- _Goal_
Print the listing below in its entirety, character for character.
** Begin Excerpted data **
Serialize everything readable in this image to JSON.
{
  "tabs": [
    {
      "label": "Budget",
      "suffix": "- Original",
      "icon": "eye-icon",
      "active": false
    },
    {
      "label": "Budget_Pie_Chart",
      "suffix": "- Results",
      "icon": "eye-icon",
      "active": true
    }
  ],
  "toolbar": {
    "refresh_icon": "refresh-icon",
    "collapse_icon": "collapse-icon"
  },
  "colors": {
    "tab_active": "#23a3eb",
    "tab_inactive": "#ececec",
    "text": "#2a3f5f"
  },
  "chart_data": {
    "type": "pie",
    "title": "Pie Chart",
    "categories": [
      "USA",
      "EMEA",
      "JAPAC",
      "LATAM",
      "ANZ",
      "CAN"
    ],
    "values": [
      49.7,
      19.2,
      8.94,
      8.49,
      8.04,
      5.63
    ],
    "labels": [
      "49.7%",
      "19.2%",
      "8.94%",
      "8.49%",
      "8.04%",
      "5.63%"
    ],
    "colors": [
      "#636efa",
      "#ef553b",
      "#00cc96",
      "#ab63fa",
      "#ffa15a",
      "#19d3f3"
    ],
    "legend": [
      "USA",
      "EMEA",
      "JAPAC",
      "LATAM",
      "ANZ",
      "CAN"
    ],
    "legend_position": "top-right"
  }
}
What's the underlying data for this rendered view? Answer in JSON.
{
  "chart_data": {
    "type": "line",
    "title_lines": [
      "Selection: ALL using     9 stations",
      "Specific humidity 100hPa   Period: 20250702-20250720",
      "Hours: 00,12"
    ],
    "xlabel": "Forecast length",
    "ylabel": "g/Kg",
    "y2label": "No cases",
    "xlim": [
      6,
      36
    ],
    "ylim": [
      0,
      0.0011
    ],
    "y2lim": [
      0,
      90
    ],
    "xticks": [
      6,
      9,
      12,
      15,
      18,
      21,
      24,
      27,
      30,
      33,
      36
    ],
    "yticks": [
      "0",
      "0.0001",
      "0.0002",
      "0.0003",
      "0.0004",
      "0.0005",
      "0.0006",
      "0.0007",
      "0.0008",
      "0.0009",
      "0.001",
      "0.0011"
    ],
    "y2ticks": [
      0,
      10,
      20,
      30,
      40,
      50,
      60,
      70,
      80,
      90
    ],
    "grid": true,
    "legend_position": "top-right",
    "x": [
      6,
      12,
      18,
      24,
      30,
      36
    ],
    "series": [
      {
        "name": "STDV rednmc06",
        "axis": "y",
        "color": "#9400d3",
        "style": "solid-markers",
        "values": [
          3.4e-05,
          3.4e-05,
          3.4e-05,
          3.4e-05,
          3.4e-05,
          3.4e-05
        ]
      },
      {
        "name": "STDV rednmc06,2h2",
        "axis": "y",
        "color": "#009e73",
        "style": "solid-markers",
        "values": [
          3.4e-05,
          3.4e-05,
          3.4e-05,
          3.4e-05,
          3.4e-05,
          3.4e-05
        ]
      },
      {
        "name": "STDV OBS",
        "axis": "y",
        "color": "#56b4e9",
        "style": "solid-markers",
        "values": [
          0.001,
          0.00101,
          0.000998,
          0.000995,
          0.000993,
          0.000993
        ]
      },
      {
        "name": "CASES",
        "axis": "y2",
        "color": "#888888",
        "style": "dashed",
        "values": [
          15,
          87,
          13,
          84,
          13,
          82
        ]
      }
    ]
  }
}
** End Excerpted data **
- _The result_
Serialize everything readable in this image to JSON.
{
  "tabs": [
    {
      "label": "Budget",
      "suffix": "- Original",
      "icon": "eye-icon",
      "active": false
    },
    {
      "label": "Budget_Pie_Chart",
      "suffix": "- Results",
      "icon": "eye-icon",
      "active": true
    }
  ],
  "toolbar": {
    "refresh_icon": "refresh-icon",
    "collapse_icon": "collapse-icon"
  },
  "colors": {
    "tab_active": "#23a3eb",
    "tab_inactive": "#ececec",
    "text": "#2a3f5f"
  },
  "chart_data": {
    "type": "pie",
    "title": "Pie Chart",
    "categories": [
      "USA",
      "EMEA",
      "JAPAC",
      "LATAM",
      "ANZ",
      "CAN"
    ],
    "values": [
      49.7,
      19.2,
      8.94,
      8.49,
      8.04,
      5.63
    ],
    "labels": [
      "49.7%",
      "19.2%",
      "8.94%",
      "8.49%",
      "8.04%",
      "5.63%"
    ],
    "colors": [
      "#636efa",
      "#ef553b",
      "#00cc96",
      "#ab63fa",
      "#ffa15a",
      "#19d3f3"
    ],
    "legend": [
      "USA",
      "EMEA",
      "JAPAC",
      "LATAM",
      "ANZ",
      "CAN"
    ],
    "legend_position": "top-right"
  }
}
What's the underlying data for this rendered view? Answer in JSON.
{
  "chart_data": {
    "type": "line",
    "title_lines": [
      "Selection: ALL using     9 stations",
      "Specific humidity 100hPa   Period: 20250702-20250720",
      "Hours: 00,12"
    ],
    "xlabel": "Forecast length",
    "ylabel": "g/Kg",
    "y2label": "No cases",
    "xlim": [
      6,
      36
    ],
    "ylim": [
      0,
      0.0011
    ],
    "y2lim": [
      0,
      90
    ],
    "xticks": [
      6,
      9,
      12,
      15,
      18,
      21,
      24,
      27,
      30,
      33,
      36
    ],
    "yticks": [
      "0",
      "0.0001",
      "0.0002",
      "0.0003",
      "0.0004",
      "0.0005",
      "0.0006",
      "0.0007",
      "0.0008",
      "0.0009",
      "0.001",
      "0.0011"
    ],
    "y2ticks": [
      0,
      10,
      20,
      30,
      40,
      50,
      60,
      70,
      80,
      90
    ],
    "grid": true,
    "legend_position": "top-right",
    "x": [
      6,
      12,
      18,
      24,
      30,
      36
    ],
    "series": [
      {
        "name": "STDV rednmc06",
        "axis": "y",
        "color": "#9400d3",
        "style": "solid-markers",
        "values": [
          3.4e-05,
          3.4e-05,
          3.4e-05,
          3.4e-05,
          3.4e-05,
          3.4e-05
        ]
      },
      {
        "name": "STDV rednmc06,2h2",
        "axis": "y",
        "color": "#009e73",
        "style": "solid-markers",
        "values": [
          3.4e-05,
          3.4e-05,
          3.4e-05,
          3.4e-05,
          3.4e-05,
          3.4e-05
        ]
      },
      {
        "name": "STDV OBS",
        "axis": "y",
        "color": "#56b4e9",
        "style": "solid-markers",
        "values": [
          0.001,
          0.00101,
          0.000998,
          0.000995,
          0.000993,
          0.000993
        ]
      },
      {
        "name": "CASES",
        "axis": "y2",
        "color": "#888888",
        "style": "dashed",
        "values": [
          15,
          87,
          13,
          84,
          13,
          82
        ]
      }
    ]
  }
}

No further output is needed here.